Task requirements: Reproduce all of the data exactly.

Raw data:

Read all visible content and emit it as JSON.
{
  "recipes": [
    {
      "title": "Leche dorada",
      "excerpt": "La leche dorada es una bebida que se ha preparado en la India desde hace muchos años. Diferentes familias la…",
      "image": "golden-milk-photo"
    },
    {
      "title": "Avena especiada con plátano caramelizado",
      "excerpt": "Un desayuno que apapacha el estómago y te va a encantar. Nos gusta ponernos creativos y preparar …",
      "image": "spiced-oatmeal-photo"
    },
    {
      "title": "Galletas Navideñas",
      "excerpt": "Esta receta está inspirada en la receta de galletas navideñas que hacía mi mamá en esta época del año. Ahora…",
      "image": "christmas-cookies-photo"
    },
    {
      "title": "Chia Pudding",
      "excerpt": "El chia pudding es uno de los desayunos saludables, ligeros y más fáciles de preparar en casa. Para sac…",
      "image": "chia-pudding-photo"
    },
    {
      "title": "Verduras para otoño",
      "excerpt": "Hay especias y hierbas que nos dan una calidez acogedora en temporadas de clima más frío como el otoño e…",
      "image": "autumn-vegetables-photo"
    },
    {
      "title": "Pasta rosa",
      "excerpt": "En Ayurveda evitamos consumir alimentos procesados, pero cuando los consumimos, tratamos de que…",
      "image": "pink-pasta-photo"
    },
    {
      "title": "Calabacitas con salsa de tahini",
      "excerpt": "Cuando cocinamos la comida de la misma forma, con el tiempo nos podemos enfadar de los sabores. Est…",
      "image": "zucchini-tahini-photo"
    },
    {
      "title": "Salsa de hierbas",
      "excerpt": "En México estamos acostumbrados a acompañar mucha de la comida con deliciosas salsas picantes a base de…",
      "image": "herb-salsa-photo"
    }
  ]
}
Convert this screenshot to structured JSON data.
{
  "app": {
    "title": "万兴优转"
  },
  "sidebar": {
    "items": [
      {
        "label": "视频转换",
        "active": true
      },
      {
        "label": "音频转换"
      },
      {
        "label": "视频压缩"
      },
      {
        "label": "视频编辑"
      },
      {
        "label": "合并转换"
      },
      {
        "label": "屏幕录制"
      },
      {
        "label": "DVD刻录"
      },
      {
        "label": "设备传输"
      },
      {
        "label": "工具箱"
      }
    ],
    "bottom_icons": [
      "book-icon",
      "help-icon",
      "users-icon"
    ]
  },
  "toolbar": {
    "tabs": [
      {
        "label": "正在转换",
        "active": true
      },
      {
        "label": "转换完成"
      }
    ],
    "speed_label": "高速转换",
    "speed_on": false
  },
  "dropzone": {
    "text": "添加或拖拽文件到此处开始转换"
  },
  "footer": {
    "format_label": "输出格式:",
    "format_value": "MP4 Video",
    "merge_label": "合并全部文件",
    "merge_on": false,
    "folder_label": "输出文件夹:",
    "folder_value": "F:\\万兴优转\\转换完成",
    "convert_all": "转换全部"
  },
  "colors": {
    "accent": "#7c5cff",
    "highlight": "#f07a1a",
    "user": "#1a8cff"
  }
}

Reply to the exercise:
Read all visible content and emit it as JSON.
{
  "recipes": [
    {
      "title": "Leche dorada",
      "excerpt": "La leche dorada es una bebida que se ha preparado en la India desde hace muchos años. Diferentes familias la…",
      "image": "golden-milk-photo"
    },
    {
      "title": "Avena especiada con plátano caramelizado",
      "excerpt": "Un desayuno que apapacha el estómago y te va a encantar. Nos gusta ponernos creativos y preparar …",
      "image": "spiced-oatmeal-photo"
    },
    {
      "title": "Galletas Navideñas",
      "excerpt": "Esta receta está inspirada en la receta de galletas navideñas que hacía mi mamá en esta época del año. Ahora…",
      "image": "christmas-cookies-photo"
    },
    {
      "title": "Chia Pudding",
      "excerpt": "El chia pudding es uno de los desayunos saludables, ligeros y más fáciles de preparar en casa. Para sac…",
      "image": "chia-pudding-photo"
    },
    {
      "title": "Verduras para otoño",
      "excerpt": "Hay especias y hierbas que nos dan una calidez acogedora en temporadas de clima más frío como el otoño e…",
      "image": "autumn-vegetables-photo"
    },
    {
      "title": "Pasta rosa",
      "excerpt": "En Ayurveda evitamos consumir alimentos procesados, pero cuando los consumimos, tratamos de que…",
      "image": "pink-pasta-photo"
    },
    {
      "title": "Calabacitas con salsa de tahini",
      "excerpt": "Cuando cocinamos la comida de la misma forma, con el tiempo nos podemos enfadar de los sabores. Est…",
      "image": "zucchini-tahini-photo"
    },
    {
      "title": "Salsa de hierbas",
      "excerpt": "En México estamos acostumbrados a acompañar mucha de la comida con deliciosas salsas picantes a base de…",
      "image": "herb-salsa-photo"
    }
  ]
}
Convert this screenshot to structured JSON data.
{
  "app": {
    "title": "万兴优转"
  },
  "sidebar": {
    "items": [
      {
        "label": "视频转换",
        "active": true
      },
      {
        "label": "音频转换"
      },
      {
        "label": "视频压缩"
      },
      {
        "label": "视频编辑"
      },
      {
        "label": "合并转换"
      },
      {
        "label": "屏幕录制"
      },
      {
        "label": "DVD刻录"
      },
      {
        "label": "设备传输"
      },
      {
        "label": "工具箱"
      }
    ],
    "bottom_icons": [
      "book-icon",
      "help-icon",
      "users-icon"
    ]
  },
  "toolbar": {
    "tabs": [
      {
        "label": "正在转换",
        "active": true
      },
      {
        "label": "转换完成"
      }
    ],
    "speed_label": "高速转换",
    "speed_on": false
  },
  "dropzone": {
    "text": "添加或拖拽文件到此处开始转换"
  },
  "footer": {
    "format_label": "输出格式:",
    "format_value": "MP4 Video",
    "merge_label": "合并全部文件",
    "merge_on": false,
    "folder_label": "输出文件夹:",
    "folder_value": "F:\\万兴优转\\转换完成",
    "convert_all": "转换全部"
  },
  "colors": {
    "accent": "#7c5cff",
    "highlight": "#f07a1a",
    "user": "#1a8cff"
  }
}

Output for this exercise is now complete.